### Check your understanding
(a) Extract from the passage on arts education the portion that begins at the words "But, aren’t we" and ends after "first to go.".
(b) In the passage on arts education, which arts activities does the writer say they were immersed in during primary and secondary school?

[[ Document passage open ]]

Science, Technology, Engineering, Mathematics—Unquestionably, all good things. Certainly, all necessary to help in the advancement and proliferation of modern society. These facts are undisputed.
But, aren’t we missing something?
Perhaps my primary and secondary schooling experience was unusual. While I may gripe from time to time about not having a more well-rounded Arts experience overall, I was still immersed in vocal performance, drama, and—for a very brief time—jazz band. Over the years, music has always managed to maintain a strong presence in my public education experience. However, as we continue to slash school budgets and emphasize the necessity of technology as our only means to “compete in the global economy,” the arts are often the first to go.
As we weigh our options with No Child Left Behind and struggle with an increasingly globalized economy, Americans are at a crossroads. Over and over again, evidence points to connecting the arts with science and technology in order to provide the greatest educational benefit (Root-Bernstein, 2008), yet in our frantic attempts to “compete with the global economy,” we continue to disregard the facts, opting instead for a “Hail Mary” by way of route memorization and math drills.

[[ Document passage closed ]]
[[ The data open ]]

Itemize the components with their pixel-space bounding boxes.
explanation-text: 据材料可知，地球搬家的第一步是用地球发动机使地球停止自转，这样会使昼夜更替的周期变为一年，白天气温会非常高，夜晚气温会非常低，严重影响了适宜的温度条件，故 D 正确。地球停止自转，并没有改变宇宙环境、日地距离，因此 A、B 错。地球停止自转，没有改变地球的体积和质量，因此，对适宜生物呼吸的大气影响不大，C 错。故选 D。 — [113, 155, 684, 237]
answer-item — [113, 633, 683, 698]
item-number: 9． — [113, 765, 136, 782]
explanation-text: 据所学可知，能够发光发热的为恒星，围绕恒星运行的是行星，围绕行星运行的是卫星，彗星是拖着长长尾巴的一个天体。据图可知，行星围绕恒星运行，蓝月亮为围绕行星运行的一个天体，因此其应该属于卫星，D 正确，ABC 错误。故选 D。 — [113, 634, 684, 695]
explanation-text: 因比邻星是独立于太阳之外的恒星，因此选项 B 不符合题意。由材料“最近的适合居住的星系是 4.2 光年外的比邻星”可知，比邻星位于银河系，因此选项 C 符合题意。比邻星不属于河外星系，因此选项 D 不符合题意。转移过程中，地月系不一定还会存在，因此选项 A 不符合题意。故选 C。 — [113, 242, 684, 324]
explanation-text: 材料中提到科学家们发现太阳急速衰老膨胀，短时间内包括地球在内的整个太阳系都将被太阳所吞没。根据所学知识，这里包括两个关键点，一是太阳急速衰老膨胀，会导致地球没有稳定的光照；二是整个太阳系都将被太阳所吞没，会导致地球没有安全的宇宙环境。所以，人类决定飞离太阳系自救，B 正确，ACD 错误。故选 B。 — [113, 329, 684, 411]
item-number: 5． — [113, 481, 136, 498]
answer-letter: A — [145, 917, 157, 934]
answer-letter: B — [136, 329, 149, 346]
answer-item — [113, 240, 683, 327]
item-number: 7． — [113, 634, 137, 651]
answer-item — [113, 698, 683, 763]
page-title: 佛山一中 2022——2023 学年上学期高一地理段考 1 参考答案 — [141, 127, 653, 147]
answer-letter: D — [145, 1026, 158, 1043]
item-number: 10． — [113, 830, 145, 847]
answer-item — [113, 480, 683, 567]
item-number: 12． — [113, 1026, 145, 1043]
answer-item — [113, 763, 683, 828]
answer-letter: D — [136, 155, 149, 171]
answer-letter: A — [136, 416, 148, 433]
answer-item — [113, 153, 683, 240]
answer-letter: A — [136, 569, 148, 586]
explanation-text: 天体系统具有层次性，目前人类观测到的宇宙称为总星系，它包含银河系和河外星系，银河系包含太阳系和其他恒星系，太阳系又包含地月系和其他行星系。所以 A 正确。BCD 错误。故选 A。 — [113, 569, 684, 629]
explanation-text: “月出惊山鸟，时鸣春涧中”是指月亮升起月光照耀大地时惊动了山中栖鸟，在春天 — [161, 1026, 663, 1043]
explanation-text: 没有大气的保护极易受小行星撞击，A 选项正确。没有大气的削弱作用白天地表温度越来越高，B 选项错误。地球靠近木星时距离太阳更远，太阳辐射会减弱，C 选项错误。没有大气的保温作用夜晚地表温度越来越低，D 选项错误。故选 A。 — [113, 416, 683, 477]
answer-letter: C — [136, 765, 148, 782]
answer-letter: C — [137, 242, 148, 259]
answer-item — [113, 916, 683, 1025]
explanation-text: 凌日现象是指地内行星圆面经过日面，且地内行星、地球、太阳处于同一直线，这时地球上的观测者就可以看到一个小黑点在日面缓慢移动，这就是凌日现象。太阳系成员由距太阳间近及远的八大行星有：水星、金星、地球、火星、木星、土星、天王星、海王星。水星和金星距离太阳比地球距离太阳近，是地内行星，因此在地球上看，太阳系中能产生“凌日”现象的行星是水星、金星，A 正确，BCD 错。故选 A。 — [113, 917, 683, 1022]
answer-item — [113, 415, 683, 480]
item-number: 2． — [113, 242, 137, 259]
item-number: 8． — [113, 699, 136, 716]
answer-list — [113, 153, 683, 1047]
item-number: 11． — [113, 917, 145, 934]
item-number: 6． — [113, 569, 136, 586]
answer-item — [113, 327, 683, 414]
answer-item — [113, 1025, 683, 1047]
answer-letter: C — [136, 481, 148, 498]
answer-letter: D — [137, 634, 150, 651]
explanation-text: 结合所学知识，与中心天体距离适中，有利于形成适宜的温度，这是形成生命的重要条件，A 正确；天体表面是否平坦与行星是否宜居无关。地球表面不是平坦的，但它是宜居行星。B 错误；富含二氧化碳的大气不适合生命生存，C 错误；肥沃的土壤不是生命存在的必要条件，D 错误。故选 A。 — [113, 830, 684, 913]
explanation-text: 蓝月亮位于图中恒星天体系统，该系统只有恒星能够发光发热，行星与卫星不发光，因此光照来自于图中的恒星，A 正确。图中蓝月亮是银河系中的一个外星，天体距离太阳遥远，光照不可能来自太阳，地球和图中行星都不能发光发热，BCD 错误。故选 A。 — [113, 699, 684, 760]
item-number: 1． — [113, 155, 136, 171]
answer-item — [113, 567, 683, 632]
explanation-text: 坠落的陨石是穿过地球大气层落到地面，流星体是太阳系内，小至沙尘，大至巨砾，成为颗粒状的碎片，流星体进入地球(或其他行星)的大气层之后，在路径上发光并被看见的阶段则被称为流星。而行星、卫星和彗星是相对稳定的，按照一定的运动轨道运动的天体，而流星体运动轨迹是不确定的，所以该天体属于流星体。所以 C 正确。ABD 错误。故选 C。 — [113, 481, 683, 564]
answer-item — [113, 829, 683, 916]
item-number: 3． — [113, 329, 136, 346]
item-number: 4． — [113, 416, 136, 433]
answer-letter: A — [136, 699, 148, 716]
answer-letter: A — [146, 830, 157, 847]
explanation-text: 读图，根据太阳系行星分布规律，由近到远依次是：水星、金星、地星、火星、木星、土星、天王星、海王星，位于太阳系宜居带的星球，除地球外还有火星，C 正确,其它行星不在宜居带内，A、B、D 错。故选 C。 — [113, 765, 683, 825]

[[ The data closed ]]

### Task responses
(a)
But, aren’t we missing something?
Perhaps my primary and secondary schooling experience was unusual. While I may gripe from time to time about not having a more well-rounded Arts experience overall, I was still immersed in vocal performance, drama, and—for a very brief time—jazz band. Over the years, music has always managed to maintain a strong presence in my public education experience. However, as we continue to slash school budgets and emphasize the necessity of technology as our only means to “compete in the global economy,” the arts are often the first to go.

(b)
- Vocal performance
- Drama
- Jazz band